Copy the records starting at the first line and ending at the line that contains "sidebar-item[interactable]: Sulla Colles", substituting "Color Settings" for "Color Rules" and changing nothing else.

Records contained in a dataset
● ● ● ● ●

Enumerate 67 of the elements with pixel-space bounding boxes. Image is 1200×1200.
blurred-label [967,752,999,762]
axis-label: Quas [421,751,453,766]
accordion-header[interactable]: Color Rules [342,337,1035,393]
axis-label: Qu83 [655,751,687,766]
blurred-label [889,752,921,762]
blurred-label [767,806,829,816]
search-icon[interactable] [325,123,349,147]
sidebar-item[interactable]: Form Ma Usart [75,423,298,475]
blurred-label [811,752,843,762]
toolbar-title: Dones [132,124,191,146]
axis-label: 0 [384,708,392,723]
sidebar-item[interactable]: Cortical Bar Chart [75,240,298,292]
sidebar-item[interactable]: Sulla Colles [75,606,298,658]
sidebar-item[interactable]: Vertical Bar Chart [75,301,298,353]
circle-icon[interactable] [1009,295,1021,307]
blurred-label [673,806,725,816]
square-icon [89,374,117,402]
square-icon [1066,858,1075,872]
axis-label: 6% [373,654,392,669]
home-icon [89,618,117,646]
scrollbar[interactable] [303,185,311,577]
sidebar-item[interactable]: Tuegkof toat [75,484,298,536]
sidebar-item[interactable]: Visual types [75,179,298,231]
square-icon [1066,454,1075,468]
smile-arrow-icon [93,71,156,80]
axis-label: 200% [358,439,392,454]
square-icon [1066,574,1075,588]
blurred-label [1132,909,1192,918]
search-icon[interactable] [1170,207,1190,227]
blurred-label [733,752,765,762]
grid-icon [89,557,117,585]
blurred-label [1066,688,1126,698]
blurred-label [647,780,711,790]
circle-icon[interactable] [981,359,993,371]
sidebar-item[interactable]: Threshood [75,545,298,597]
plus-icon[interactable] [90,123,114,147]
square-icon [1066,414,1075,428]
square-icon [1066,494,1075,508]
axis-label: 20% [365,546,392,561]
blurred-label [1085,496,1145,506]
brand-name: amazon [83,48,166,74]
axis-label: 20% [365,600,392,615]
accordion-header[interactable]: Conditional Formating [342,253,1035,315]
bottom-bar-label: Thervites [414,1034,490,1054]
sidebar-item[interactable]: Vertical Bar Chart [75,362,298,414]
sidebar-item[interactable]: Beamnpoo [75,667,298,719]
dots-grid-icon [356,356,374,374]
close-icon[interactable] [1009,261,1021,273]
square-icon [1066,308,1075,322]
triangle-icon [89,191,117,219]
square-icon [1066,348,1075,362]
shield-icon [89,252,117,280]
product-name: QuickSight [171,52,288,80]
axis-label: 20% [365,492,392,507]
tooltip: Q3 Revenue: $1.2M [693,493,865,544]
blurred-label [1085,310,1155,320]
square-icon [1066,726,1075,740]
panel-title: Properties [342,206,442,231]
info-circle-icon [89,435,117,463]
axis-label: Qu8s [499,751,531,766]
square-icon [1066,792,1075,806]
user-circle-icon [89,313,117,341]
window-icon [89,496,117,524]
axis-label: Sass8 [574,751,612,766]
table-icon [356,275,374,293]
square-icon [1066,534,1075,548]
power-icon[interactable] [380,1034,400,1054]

● ● ● ● ●

> [COMPLETED TASK]:
Enumerate 67 of the elements with pixel-space bounding boxes. Image is 1200×1200.
blurred-label [967,752,999,762]
axis-label: Quas [421,751,453,766]
accordion-header[interactable]: Color Settings [342,337,1035,393]
axis-label: Qu83 [655,751,687,766]
blurred-label [889,752,921,762]
blurred-label [767,806,829,816]
search-icon[interactable] [325,123,349,147]
sidebar-item[interactable]: Form Ma Usart [75,423,298,475]
blurred-label [811,752,843,762]
toolbar-title: Dones [132,124,191,146]
axis-label: 0 [384,708,392,723]
sidebar-item[interactable]: Cortical Bar Chart [75,240,298,292]
sidebar-item[interactable]: Sulla Colles [75,606,298,658]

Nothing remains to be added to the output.